*Records for processing:*
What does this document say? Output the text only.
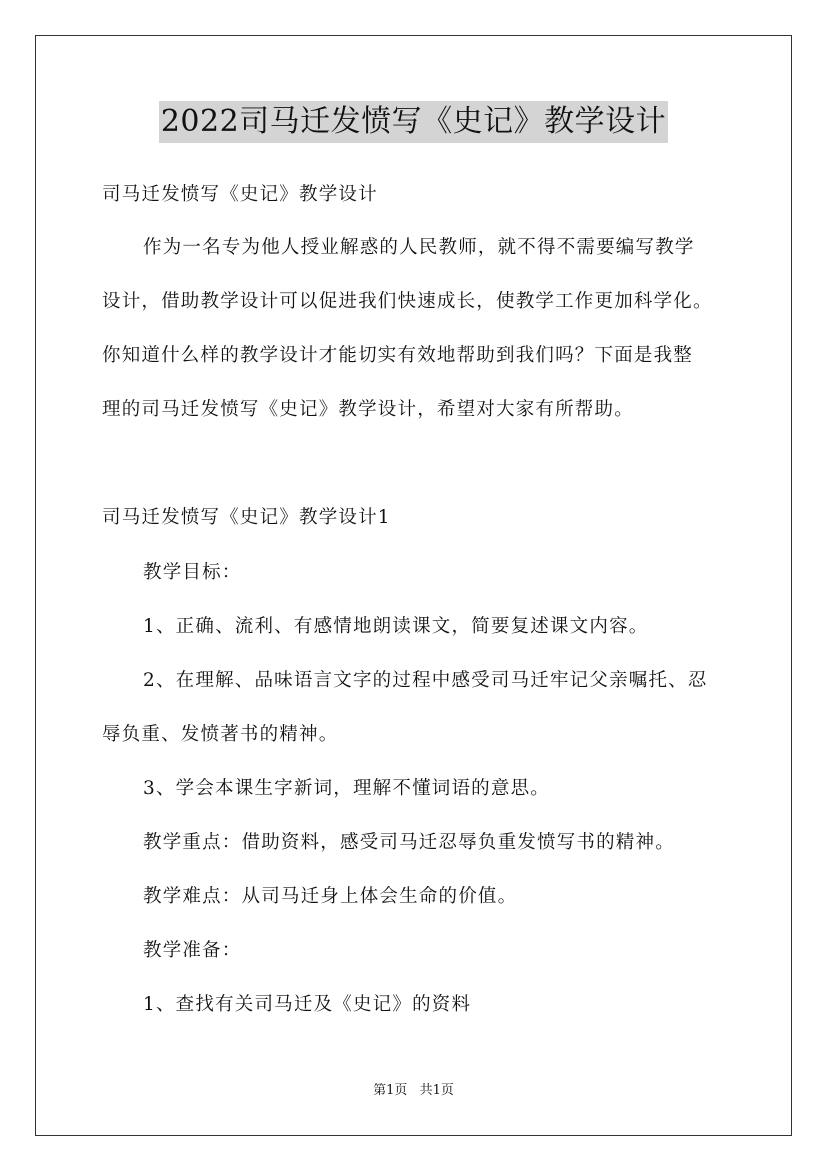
2022司马迁发愤写《史记》教学设计
司马迁发愤写《史记》教学设计
作为一名专为他人授业解惑的人民教师，就不得不需要编写教学
设计，借助教学设计可以促进我们快速成长，使教学工作更加科学化。
你知道什么样的教学设计才能切实有效地帮助到我们吗？下面是我整
理的司马迁发愤写《史记》教学设计，希望对大家有所帮助。
司马迁发愤写《史记》教学设计1
教学目标：
1、正确、流利、有感情地朗读课文，简要复述课文内容。
2、在理解、品味语言文字的过程中感受司马迁牢记父亲嘱托、忍
辱负重、发愤著书的精神。
3、学会本课生字新词，理解不懂词语的意思。
教学重点：借助资料，感受司马迁忍辱负重发愤写书的精神。
教学难点：从司马迁身上体会生命的价值。
教学准备：
1、查找有关司马迁及《史记》的资料
第1页 共1页
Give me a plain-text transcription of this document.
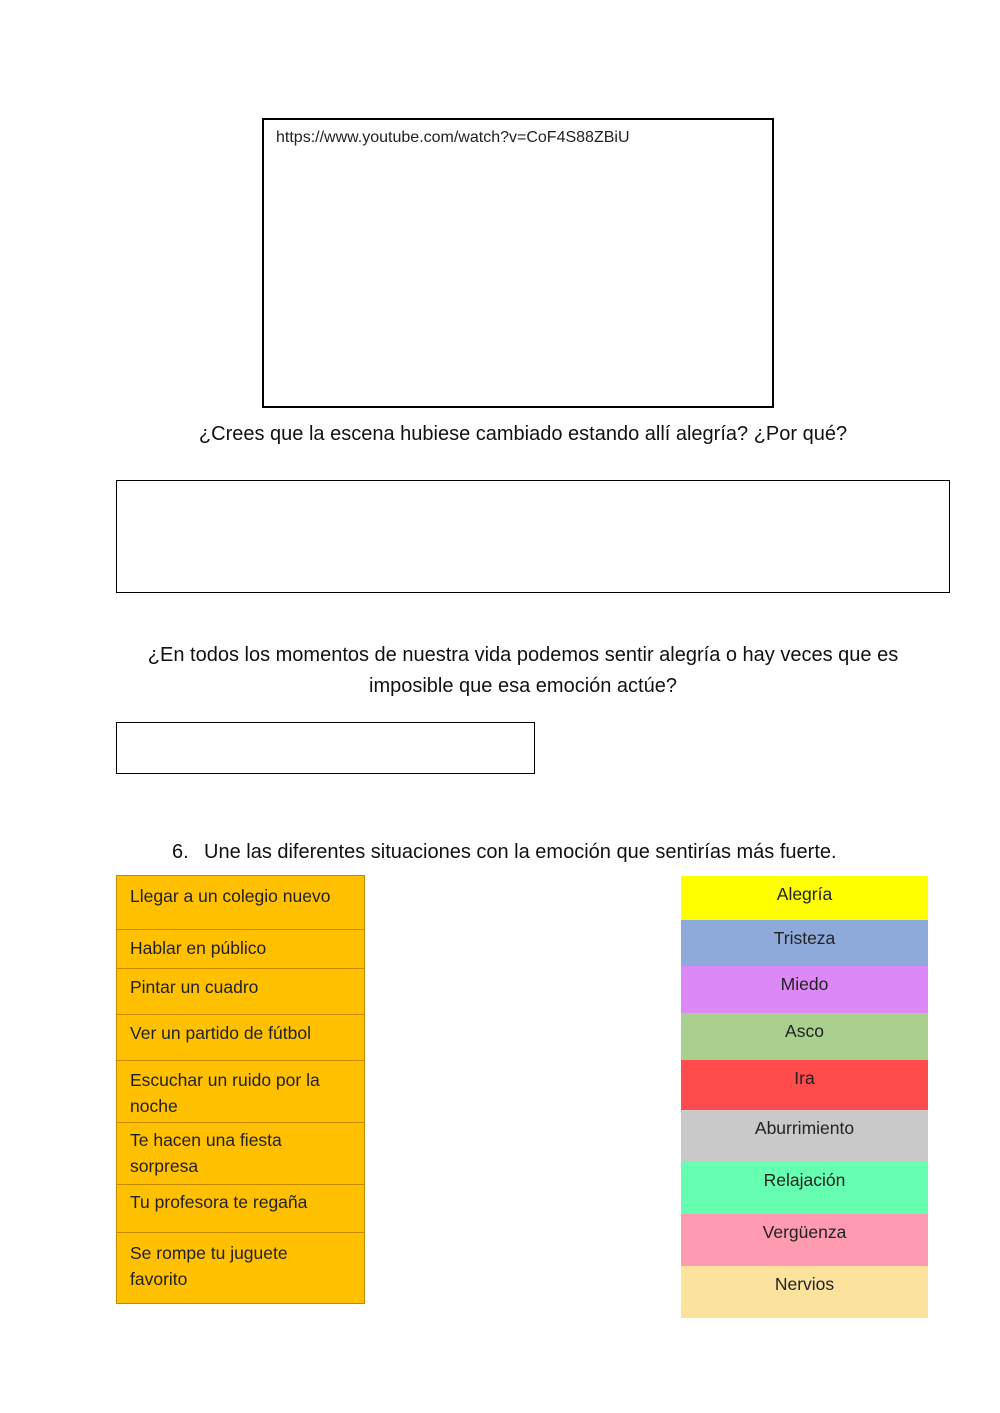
https://www.youtube.com/watch?v=CoF4S88ZBiU
¿Crees que la escena hubiese cambiado estando allí alegría? ¿Por qué?
¿En todos los momentos de nuestra vida podemos sentir alegría o hay veces que es
imposible que esa emoción actúe?
6. Une las diferentes situaciones con la emoción que sentirías más fuerte.
Llegar a un colegio nuevo
Hablar en público
Pintar un cuadro
Ver un partido de fútbol
Escuchar un ruido por la
noche
Te hacen una fiesta
sorpresa
Tu profesora te regaña
Se rompe tu juguete
favorito
Alegría
Tristeza
Miedo
Asco
Ira
Aburrimiento
Relajación
Vergüenza
Nervios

*Given instruction:*
Track down the lines that include the word "text" and copy them.

*Solution:*
What does this document say? Output the text only.
Give me a plain-text transcription of this document.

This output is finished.